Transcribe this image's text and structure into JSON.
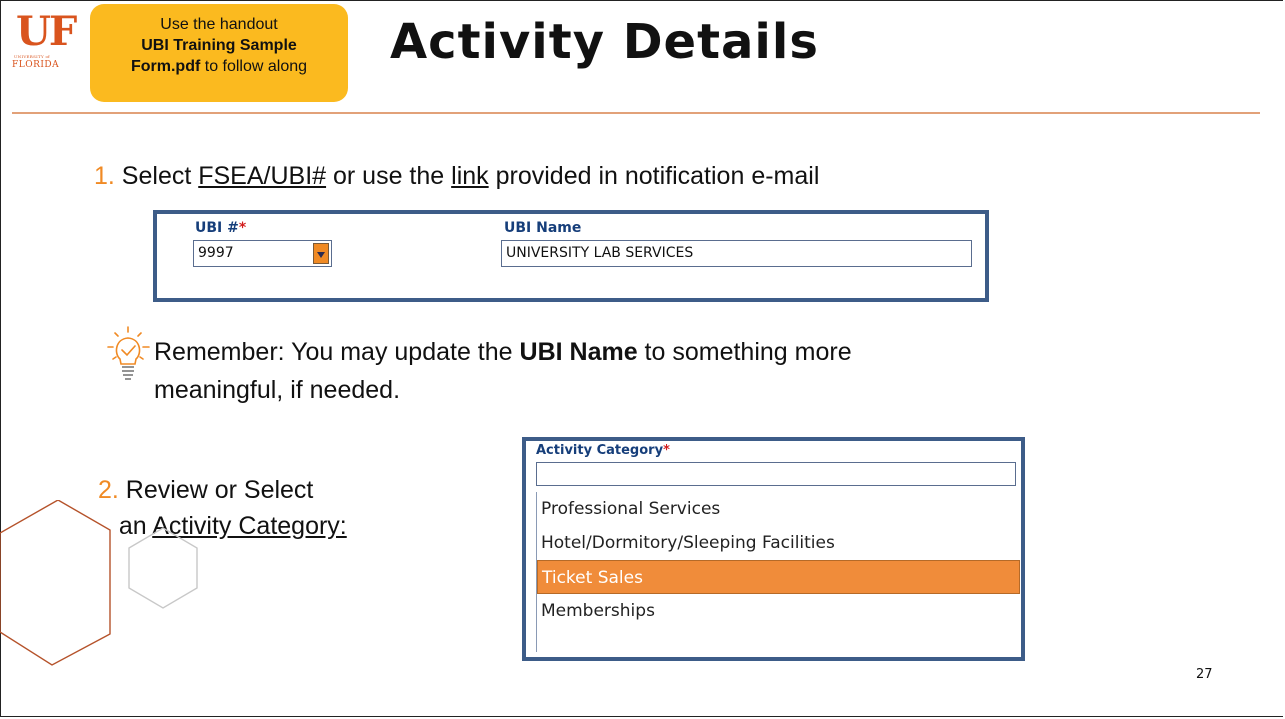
{
  "logo": {
    "mark": "UF",
    "university_of": "UNIVERSITY of",
    "florida": "FLORIDA"
  },
  "handout": {
    "line1": "Use the handout",
    "bold1": "UBI Training Sample",
    "bold2": "Form.pdf",
    "line3_rest": " to follow along"
  },
  "title": "Activity Details",
  "step1": {
    "number": "1.",
    "pre": " Select ",
    "link1": "FSEA/UBI#",
    "mid": " or use the ",
    "link2": "link",
    "post": " provided in notification e-mail"
  },
  "ubi_form": {
    "ubi_label": "UBI #",
    "required_mark": "*",
    "ubi_value": "9997",
    "name_label": "UBI Name",
    "name_value": "UNIVERSITY LAB SERVICES"
  },
  "remember": {
    "icon": "lightbulb-check-icon",
    "pre": "Remember:  You may update the ",
    "bold": "UBI Name",
    "post": " to something more meaningful, if needed."
  },
  "step2": {
    "number": "2.",
    "line1": " Review or Select",
    "line2_pre": " an ",
    "link": "Activity Category:"
  },
  "activity": {
    "label": "Activity Category",
    "required_mark": "*",
    "input_value": "",
    "options": [
      {
        "label": "Professional Services",
        "selected": false
      },
      {
        "label": "Hotel/Dormitory/Sleeping Facilities",
        "selected": false
      },
      {
        "label": "Ticket Sales",
        "selected": true
      },
      {
        "label": "Memberships",
        "selected": false
      }
    ]
  },
  "page_number": "27",
  "colors": {
    "accent_orange": "#f08a24",
    "handout_yellow": "#fbba1f",
    "panel_blue": "#3d5c88",
    "label_blue": "#163e7a",
    "selected_orange": "#f08c3a",
    "hex_brown": "#b5522a"
  }
}
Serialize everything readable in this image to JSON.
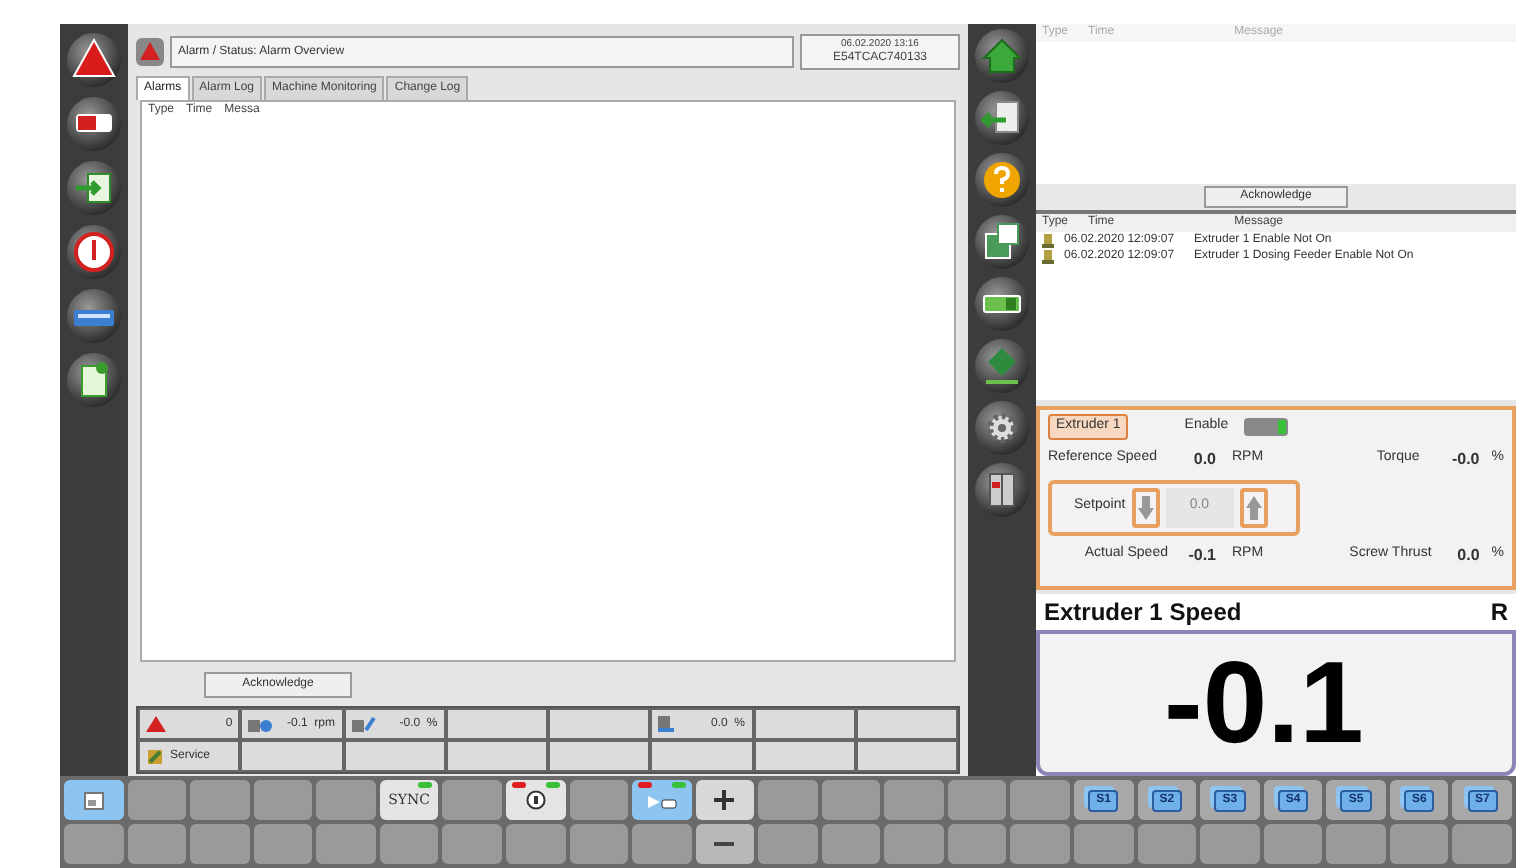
{
  "header": {
    "breadcrumb": "Alarm / Status: Alarm Overview",
    "date": "06.02.2020 13:16",
    "machine_id": "E54TCAC740133"
  },
  "tabs": [
    {
      "label": "Alarms",
      "selected": true
    },
    {
      "label": "Alarm Log",
      "selected": false
    },
    {
      "label": "Machine Monitoring",
      "selected": false
    },
    {
      "label": "Change Log",
      "selected": false
    }
  ],
  "alarm_table": {
    "columns": [
      "Type",
      "Time",
      "Messa"
    ]
  },
  "acknowledge_button": "Acknowledge",
  "status_grid": [
    [
      {
        "kind": "alarm",
        "value": "0"
      },
      {
        "kind": "speed",
        "value": "-0.1  rpm"
      },
      {
        "kind": "torque",
        "value": "-0.0  %"
      },
      {
        "kind": "empty"
      },
      {
        "kind": "empty"
      },
      {
        "kind": "thrust",
        "value": "0.0  %"
      },
      {
        "kind": "empty"
      },
      {
        "kind": "empty"
      }
    ],
    [
      {
        "kind": "service",
        "value": "Service"
      },
      {
        "kind": "empty"
      },
      {
        "kind": "empty"
      },
      {
        "kind": "empty"
      },
      {
        "kind": "empty"
      },
      {
        "kind": "empty"
      },
      {
        "kind": "empty"
      },
      {
        "kind": "empty"
      }
    ]
  ],
  "active_alarms": {
    "columns": [
      "Type",
      "Time",
      "Message"
    ],
    "acknowledge_button": "Acknowledge"
  },
  "alarm_history": {
    "columns": [
      "Type",
      "Time",
      "Message"
    ],
    "rows": [
      {
        "time": "06.02.2020 12:09:07",
        "message": "Extruder 1 Enable Not On"
      },
      {
        "time": "06.02.2020 12:09:07",
        "message": "Extruder 1 Dosing Feeder Enable Not On"
      }
    ]
  },
  "extruder": {
    "name": "Extruder 1",
    "enable_label": "Enable",
    "enabled": false,
    "reference_speed": {
      "label": "Reference Speed",
      "value": "0.0",
      "unit": "RPM"
    },
    "torque": {
      "label": "Torque",
      "value": "-0.0",
      "unit": "%"
    },
    "setpoint": {
      "label": "Setpoint",
      "value": "0.0"
    },
    "actual_speed": {
      "label": "Actual Speed",
      "value": "-0.1",
      "unit": "RPM"
    },
    "screw_thrust": {
      "label": "Screw Thrust",
      "value": "0.0",
      "unit": "%"
    }
  },
  "speed_display": {
    "title": "Extruder 1 Speed",
    "unit": "R",
    "value": "-0.1"
  },
  "function_keys": [
    [
      {
        "kind": "image",
        "selected": true
      },
      {
        "kind": "blank"
      },
      {
        "kind": "blank"
      },
      {
        "kind": "blank"
      },
      {
        "kind": "blank"
      },
      {
        "kind": "text",
        "label": "SYNC",
        "alarm_led": false,
        "ok_led": true
      },
      {
        "kind": "blank"
      },
      {
        "kind": "lock",
        "alarm_led": true,
        "ok_led": true
      },
      {
        "kind": "blank"
      },
      {
        "kind": "valve",
        "selected": true,
        "alarm_led": true,
        "ok_led": true
      },
      {
        "kind": "plus"
      },
      {
        "kind": "blank"
      },
      {
        "kind": "blank"
      },
      {
        "kind": "blank"
      },
      {
        "kind": "blank"
      },
      {
        "kind": "blank"
      },
      {
        "kind": "screen",
        "label": "S1"
      },
      {
        "kind": "screen",
        "label": "S2"
      },
      {
        "kind": "screen",
        "label": "S3"
      },
      {
        "kind": "screen",
        "label": "S4"
      },
      {
        "kind": "screen",
        "label": "S5"
      },
      {
        "kind": "screen",
        "label": "S6"
      },
      {
        "kind": "screen",
        "label": "S7"
      }
    ],
    [
      {
        "kind": "blank"
      },
      {
        "kind": "blank"
      },
      {
        "kind": "blank"
      },
      {
        "kind": "blank"
      },
      {
        "kind": "blank"
      },
      {
        "kind": "blank"
      },
      {
        "kind": "blank"
      },
      {
        "kind": "blank"
      },
      {
        "kind": "blank"
      },
      {
        "kind": "blank"
      },
      {
        "kind": "minus"
      },
      {
        "kind": "blank"
      },
      {
        "kind": "blank"
      },
      {
        "kind": "blank"
      },
      {
        "kind": "blank"
      },
      {
        "kind": "blank"
      },
      {
        "kind": "blank"
      },
      {
        "kind": "blank"
      },
      {
        "kind": "blank"
      },
      {
        "kind": "blank"
      },
      {
        "kind": "blank"
      },
      {
        "kind": "blank"
      },
      {
        "kind": "blank"
      }
    ]
  ]
}
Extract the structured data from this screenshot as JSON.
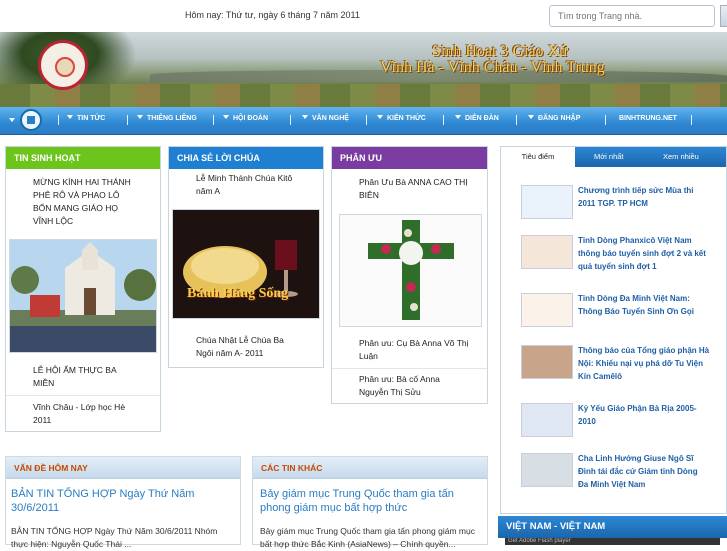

- _What needs to be done_: A faithful copy of the records above is needed, with the pictures left out.

- _Exercise output_:
Transcribe this image's text and structure into JSON.
{
  "logo": {
    "mark": "UF",
    "university_of": "UNIVERSITY of",
    "florida": "FLORIDA"
  },
  "handout": {
    "line1": "Use the handout",
    "bold1": "UBI Training Sample",
    "bold2": "Form.pdf",
    "line3_rest": " to follow along"
  },
  "title": "Activity Details",
  "step1": {
    "number": "1.",
    "pre": " Select ",
    "link1": "FSEA/UBI#",
    "mid": " or use the ",
    "link2": "link",
    "post": " provided in notification e-mail"
  },
  "ubi_form": {
    "ubi_label": "UBI #",
    "required_mark": "*",
    "ubi_value": "9997",
    "name_label": "UBI Name",
    "name_value": "UNIVERSITY LAB SERVICES"
  },
  "remember": {
    "icon": "lightbulb-check-icon",
    "pre": "Remember:  You may update the ",
    "bold": "UBI Name",
    "post": " to something more meaningful, if needed."
  },
  "step2": {
    "number": "2.",
    "line1": " Review or Select",
    "line2_pre": " an ",
    "link": "Activity Category:"
  },
  "activity": {
    "label": "Activity Category",
    "required_mark": "*",
    "input_value": "",
    "options": [
      {
        "label": "Professional Services",
        "selected": false
      },
      {
        "label": "Hotel/Dormitory/Sleeping Facilities",
        "selected": false
      },
      {
        "label": "Ticket Sales",
        "selected": true
      },
      {
        "label": "Memberships",
        "selected": false
      }
    ]
  },
  "page_number": "27",
  "colors": {
    "accent_orange": "#f08a24",
    "handout_yellow": "#fbba1f",
    "panel_blue": "#3d5c88",
    "label_blue": "#163e7a",
    "selected_orange": "#f08c3a",
    "hex_brown": "#b5522a"
  }
}
Serialize everything readable in this image to JSON.
{
  "header": {
    "breadcrumb": "Alarm / Status: Alarm Overview",
    "date": "06.02.2020 13:16",
    "machine_id": "E54TCAC740133"
  },
  "tabs": [
    {
      "label": "Alarms",
      "selected": true
    },
    {
      "label": "Alarm Log",
      "selected": false
    },
    {
      "label": "Machine Monitoring",
      "selected": false
    },
    {
      "label": "Change Log",
      "selected": false
    }
  ],
  "alarm_table": {
    "columns": [
      "Type",
      "Time",
      "Messa"
    ]
  },
  "acknowledge_button": "Acknowledge",
  "status_grid": [
    [
      {
        "kind": "alarm",
        "value": "0"
      },
      {
        "kind": "speed",
        "value": "-0.1  rpm"
      },
      {
        "kind": "torque",
        "value": "-0.0  %"
      },
      {
        "kind": "empty"
      },
      {
        "kind": "empty"
      },
      {
        "kind": "thrust",
        "value": "0.0  %"
      },
      {
        "kind": "empty"
      },
      {
        "kind": "empty"
      }
    ],
    [
      {
        "kind": "service",
        "value": "Service"
      },
      {
        "kind": "empty"
      },
      {
        "kind": "empty"
      },
      {
        "kind": "empty"
      },
      {
        "kind": "empty"
      },
      {
        "kind": "empty"
      },
      {
        "kind": "empty"
      },
      {
        "kind": "empty"
      }
    ]
  ],
  "active_alarms": {
    "columns": [
      "Type",
      "Time",
      "Message"
    ],
    "acknowledge_button": "Acknowledge"
  },
  "alarm_history": {
    "columns": [
      "Type",
      "Time",
      "Message"
    ],
    "rows": [
      {
        "time": "06.02.2020 12:09:07",
        "message": "Extruder 1 Enable Not On"
      },
      {
        "time": "06.02.2020 12:09:07",
        "message": "Extruder 1 Dosing Feeder Enable Not On"
      }
    ]
  },
  "extruder": {
    "name": "Extruder 1",
    "enable_label": "Enable",
    "enabled": false,
    "reference_speed": {
      "label": "Reference Speed",
      "value": "0.0",
      "unit": "RPM"
    },
    "torque": {
      "label": "Torque",
      "value": "-0.0",
      "unit": "%"
    },
    "setpoint": {
      "label": "Setpoint",
      "value": "0.0"
    },
    "actual_speed": {
      "label": "Actual Speed",
      "value": "-0.1",
      "unit": "RPM"
    },
    "screw_thrust": {
      "label": "Screw Thrust",
      "value": "0.0",
      "unit": "%"
    }
  },
  "speed_display": {
    "title": "Extruder 1 Speed",
    "unit": "R",
    "value": "-0.1"
  },
  "function_keys": [
    [
      {
        "kind": "image",
        "selected": true
      },
      {
        "kind": "blank"
      },
      {
        "kind": "blank"
      },
      {
        "kind": "blank"
      },
      {
        "kind": "blank"
      },
      {
        "kind": "text",
        "label": "SYNC",
        "alarm_led": false,
        "ok_led": true
      },
      {
        "kind": "blank"
      },
      {
        "kind": "lock",
        "alarm_led": true,
        "ok_led": true
      },
      {
        "kind": "blank"
      },
      {
        "kind": "valve",
        "selected": true,
        "alarm_led": true,
        "ok_led": true
      },
      {
        "kind": "plus"
      },
      {
        "kind": "blank"
      },
      {
        "kind": "blank"
      },
      {
        "kind": "blank"
      },
      {
        "kind": "blank"
      },
      {
        "kind": "blank"
      },
      {
        "kind": "screen",
        "label": "S1"
      },
      {
        "kind": "screen",
        "label": "S2"
      },
      {
        "kind": "screen",
        "label": "S3"
      },
      {
        "kind": "screen",
        "label": "S4"
      },
      {
        "kind": "screen",
        "label": "S5"
      },
      {
        "kind": "screen",
        "label": "S6"
      },
      {
        "kind": "screen",
        "label": "S7"
      }
    ],
    [
      {
        "kind": "blank"
      },
      {
        "kind": "blank"
      },
      {
        "kind": "blank"
      },
      {
        "kind": "blank"
      },
      {
        "kind": "blank"
      },
      {
        "kind": "blank"
      },
      {
        "kind": "blank"
      },
      {
        "kind": "blank"
      },
      {
        "kind": "blank"
      },
      {
        "kind": "blank"
      },
      {
        "kind": "minus"
      },
      {
        "kind": "blank"
      },
      {
        "kind": "blank"
      },
      {
        "kind": "blank"
      },
      {
        "kind": "blank"
      },
      {
        "kind": "blank"
      },
      {
        "kind": "blank"
      },
      {
        "kind": "blank"
      },
      {
        "kind": "blank"
      },
      {
        "kind": "blank"
      },
      {
        "kind": "blank"
      },
      {
        "kind": "blank"
      },
      {
        "kind": "blank"
      }
    ]
  ]
}
Extract the structured data from this screenshot as JSON.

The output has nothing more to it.